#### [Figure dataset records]

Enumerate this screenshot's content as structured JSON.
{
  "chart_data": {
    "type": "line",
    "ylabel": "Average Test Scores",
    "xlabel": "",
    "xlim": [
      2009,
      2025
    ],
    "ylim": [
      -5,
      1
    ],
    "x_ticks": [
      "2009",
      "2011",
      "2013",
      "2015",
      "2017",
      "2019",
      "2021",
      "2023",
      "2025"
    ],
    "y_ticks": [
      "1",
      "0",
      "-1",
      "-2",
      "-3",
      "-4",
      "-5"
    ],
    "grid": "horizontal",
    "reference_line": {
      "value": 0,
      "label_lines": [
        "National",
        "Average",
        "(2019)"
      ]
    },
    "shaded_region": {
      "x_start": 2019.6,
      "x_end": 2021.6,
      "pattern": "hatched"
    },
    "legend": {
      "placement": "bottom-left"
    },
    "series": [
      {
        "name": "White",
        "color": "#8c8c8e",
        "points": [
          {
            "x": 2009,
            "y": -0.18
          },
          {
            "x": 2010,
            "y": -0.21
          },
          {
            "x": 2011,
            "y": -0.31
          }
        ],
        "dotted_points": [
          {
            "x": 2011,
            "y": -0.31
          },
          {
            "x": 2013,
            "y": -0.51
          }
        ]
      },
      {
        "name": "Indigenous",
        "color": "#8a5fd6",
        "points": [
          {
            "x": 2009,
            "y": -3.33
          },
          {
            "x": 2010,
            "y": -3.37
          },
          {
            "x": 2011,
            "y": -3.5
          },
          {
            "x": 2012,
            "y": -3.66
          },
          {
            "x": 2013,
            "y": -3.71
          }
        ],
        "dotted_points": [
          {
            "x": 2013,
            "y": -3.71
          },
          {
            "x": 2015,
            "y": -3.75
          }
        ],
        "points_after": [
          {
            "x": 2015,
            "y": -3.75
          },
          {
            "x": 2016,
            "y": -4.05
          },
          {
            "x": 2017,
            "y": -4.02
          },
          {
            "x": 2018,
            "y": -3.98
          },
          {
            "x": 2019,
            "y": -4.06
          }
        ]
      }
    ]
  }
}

#### [Aim]
Using the material above, gather every line that includes "Average".

#### [Output of the task]
    "ylabel": "Average Test Scores",
        "Average",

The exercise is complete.